What you need to do:
Collect every line that includes the string "this".

Material provided:
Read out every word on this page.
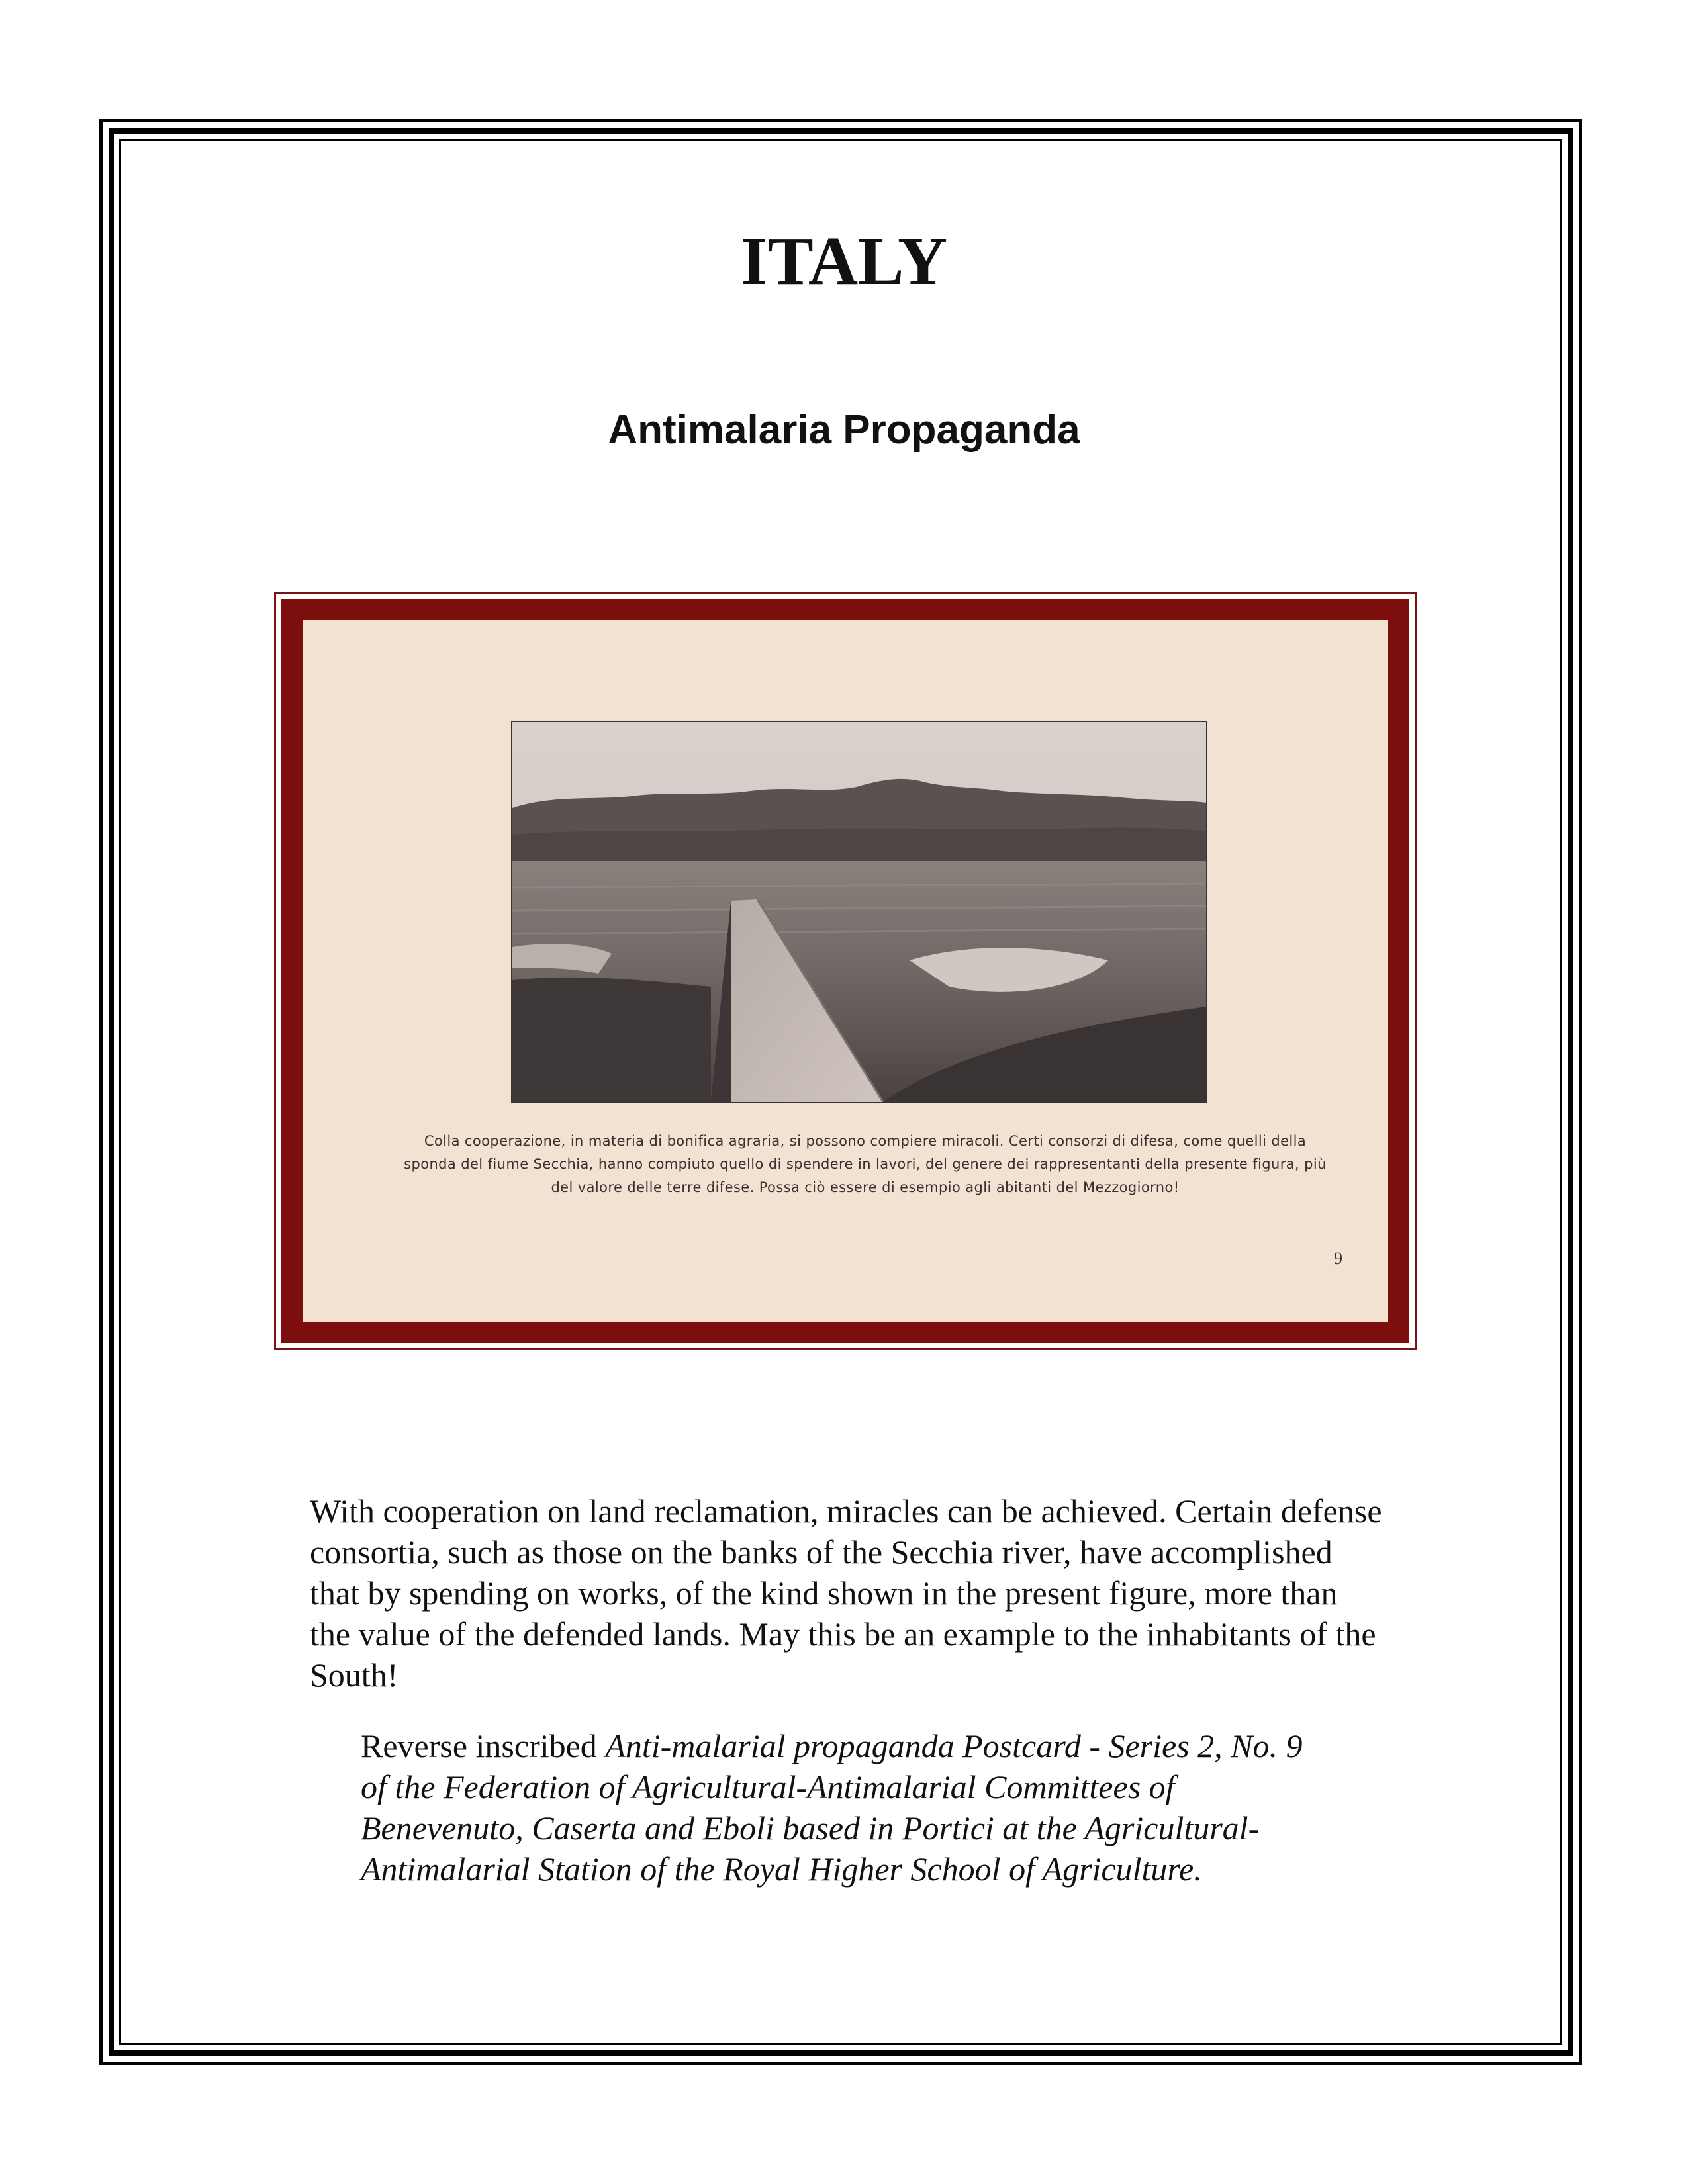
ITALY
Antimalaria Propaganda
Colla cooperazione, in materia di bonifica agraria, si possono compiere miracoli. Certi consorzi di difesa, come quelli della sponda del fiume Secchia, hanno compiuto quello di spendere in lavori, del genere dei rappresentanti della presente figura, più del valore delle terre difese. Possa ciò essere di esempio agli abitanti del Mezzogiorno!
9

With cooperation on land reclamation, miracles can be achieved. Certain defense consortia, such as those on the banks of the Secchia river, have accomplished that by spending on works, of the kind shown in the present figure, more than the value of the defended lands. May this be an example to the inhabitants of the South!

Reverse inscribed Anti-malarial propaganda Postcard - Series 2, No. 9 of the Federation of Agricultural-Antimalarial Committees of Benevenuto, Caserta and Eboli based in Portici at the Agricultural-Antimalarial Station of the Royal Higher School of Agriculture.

...

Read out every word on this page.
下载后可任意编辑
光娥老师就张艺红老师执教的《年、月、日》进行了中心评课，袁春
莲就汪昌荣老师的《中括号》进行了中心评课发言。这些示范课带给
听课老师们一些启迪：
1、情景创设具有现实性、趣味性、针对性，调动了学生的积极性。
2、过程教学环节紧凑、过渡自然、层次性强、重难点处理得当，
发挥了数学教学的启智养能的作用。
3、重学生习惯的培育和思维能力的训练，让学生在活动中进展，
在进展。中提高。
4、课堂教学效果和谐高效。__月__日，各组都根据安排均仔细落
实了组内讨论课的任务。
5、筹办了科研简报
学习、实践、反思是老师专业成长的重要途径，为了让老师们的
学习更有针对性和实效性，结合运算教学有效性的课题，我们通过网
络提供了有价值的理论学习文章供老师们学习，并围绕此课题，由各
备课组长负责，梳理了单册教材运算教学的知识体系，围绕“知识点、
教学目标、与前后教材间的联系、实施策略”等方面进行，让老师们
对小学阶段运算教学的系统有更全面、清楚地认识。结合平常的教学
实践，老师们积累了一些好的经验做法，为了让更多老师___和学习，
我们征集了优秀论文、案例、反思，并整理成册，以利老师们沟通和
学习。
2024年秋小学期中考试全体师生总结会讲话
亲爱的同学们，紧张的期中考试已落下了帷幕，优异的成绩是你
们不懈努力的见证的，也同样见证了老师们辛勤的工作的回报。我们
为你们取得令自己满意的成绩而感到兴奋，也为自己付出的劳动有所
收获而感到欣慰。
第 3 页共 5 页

...

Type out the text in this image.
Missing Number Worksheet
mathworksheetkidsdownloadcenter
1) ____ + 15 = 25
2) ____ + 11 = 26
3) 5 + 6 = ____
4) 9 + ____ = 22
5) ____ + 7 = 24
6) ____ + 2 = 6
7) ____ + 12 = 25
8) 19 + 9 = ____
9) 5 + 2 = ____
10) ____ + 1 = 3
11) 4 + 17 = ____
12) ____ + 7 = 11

Complete response:
Read out every word on this page.
With cooperation on land reclamation, miracles can be achieved. Certain defense consortia, such as those on the banks of the Secchia river, have accomplished that by spending on works, of the kind shown in the present figure, more than the value of the defended lands. May this be an example to the inhabitants of the South!
Read out every word on this page.
Type out the text in this image.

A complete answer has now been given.